▶ **Exercise task**: Seek out every line containing the word "reports", and copy each.

▶ **Records to process**:
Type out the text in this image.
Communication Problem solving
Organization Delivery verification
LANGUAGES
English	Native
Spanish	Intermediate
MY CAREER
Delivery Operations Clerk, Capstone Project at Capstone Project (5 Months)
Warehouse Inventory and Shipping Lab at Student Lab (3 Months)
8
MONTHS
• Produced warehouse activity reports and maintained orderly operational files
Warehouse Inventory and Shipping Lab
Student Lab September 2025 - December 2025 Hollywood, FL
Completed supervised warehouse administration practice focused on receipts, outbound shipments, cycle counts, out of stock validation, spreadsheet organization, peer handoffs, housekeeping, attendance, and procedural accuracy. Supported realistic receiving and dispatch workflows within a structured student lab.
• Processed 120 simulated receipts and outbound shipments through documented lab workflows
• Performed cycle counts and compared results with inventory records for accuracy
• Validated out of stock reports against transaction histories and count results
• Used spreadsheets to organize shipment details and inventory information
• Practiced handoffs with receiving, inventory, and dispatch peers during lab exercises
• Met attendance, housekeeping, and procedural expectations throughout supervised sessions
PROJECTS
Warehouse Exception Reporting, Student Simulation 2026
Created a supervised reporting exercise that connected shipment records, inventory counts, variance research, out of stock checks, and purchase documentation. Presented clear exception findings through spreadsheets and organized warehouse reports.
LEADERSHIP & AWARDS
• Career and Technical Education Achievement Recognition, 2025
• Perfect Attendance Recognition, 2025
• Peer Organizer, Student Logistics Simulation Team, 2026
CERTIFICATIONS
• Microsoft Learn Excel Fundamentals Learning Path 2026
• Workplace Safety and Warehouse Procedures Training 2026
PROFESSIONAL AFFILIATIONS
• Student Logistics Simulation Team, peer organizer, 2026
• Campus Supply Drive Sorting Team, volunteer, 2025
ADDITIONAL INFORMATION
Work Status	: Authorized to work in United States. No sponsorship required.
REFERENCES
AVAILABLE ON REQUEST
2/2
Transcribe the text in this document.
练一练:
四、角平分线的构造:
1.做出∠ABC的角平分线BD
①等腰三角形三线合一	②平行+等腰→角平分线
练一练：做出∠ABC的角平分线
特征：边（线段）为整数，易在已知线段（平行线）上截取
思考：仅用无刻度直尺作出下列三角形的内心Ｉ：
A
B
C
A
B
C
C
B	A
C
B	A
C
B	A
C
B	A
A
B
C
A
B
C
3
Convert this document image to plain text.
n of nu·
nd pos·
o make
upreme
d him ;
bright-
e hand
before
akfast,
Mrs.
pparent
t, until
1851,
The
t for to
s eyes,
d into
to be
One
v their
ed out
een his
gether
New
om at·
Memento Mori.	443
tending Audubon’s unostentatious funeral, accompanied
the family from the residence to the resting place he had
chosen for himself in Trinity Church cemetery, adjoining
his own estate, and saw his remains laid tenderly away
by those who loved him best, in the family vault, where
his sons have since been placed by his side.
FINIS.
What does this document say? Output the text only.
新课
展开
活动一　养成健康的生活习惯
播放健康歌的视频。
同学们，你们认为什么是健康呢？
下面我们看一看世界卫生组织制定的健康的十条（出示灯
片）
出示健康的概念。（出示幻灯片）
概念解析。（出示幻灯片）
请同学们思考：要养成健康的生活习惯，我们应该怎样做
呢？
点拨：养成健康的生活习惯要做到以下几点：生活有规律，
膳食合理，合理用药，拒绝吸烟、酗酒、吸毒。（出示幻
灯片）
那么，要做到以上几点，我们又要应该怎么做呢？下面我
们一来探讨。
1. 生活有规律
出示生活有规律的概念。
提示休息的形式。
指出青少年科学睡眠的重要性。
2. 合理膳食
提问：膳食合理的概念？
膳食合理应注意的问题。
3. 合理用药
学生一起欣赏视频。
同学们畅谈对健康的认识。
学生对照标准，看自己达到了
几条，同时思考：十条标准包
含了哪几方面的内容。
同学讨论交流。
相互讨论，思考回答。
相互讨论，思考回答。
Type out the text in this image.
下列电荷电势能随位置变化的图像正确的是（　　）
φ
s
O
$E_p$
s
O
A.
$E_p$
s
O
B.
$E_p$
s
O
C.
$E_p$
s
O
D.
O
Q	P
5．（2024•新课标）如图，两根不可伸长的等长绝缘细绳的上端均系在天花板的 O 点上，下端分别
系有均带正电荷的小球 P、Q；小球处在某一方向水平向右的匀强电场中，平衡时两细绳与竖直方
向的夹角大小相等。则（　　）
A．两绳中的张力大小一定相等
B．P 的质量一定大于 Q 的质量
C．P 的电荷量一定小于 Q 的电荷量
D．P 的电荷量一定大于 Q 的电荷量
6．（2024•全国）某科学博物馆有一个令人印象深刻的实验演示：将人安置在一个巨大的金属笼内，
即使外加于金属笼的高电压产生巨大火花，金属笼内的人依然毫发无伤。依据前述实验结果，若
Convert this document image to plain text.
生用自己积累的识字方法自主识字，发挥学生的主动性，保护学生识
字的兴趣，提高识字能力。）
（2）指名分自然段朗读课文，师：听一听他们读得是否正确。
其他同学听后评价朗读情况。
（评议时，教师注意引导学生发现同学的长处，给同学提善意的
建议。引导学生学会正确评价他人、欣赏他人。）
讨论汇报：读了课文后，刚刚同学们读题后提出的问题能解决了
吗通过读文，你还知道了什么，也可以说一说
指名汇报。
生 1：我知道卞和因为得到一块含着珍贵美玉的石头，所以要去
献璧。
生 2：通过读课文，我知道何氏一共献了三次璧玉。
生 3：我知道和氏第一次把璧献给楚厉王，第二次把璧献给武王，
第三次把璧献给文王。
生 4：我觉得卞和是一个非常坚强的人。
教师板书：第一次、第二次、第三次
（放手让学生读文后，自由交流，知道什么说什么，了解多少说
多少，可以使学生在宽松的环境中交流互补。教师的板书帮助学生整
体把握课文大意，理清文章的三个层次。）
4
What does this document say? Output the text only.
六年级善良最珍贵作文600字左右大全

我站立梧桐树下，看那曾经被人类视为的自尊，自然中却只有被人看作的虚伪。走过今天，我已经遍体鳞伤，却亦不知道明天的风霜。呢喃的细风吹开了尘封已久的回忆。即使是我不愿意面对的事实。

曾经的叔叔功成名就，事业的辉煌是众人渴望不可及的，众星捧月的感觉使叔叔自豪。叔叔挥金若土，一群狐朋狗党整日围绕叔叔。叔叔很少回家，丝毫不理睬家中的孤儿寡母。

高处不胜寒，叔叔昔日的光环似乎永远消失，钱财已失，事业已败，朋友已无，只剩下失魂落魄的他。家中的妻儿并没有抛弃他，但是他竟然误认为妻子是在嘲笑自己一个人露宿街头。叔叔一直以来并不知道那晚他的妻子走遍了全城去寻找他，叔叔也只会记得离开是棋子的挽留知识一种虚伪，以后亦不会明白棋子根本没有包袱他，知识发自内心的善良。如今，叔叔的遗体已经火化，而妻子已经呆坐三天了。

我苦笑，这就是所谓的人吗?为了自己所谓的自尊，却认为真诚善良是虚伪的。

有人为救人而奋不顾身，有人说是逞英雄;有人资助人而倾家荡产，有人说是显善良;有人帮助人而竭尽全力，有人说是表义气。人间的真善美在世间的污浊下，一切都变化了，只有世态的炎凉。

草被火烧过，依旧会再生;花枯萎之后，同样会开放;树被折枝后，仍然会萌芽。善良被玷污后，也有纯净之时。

▶ **Finished task**:
• Produced warehouse activity reports and maintained orderly operational files
• Validated out of stock reports against transaction histories and count results
Created a supervised reporting exercise that connected shipment records, inventory counts, variance research, out of stock checks, and purchase documentation. Presented clear exception findings through spreadsheets and organized warehouse reports.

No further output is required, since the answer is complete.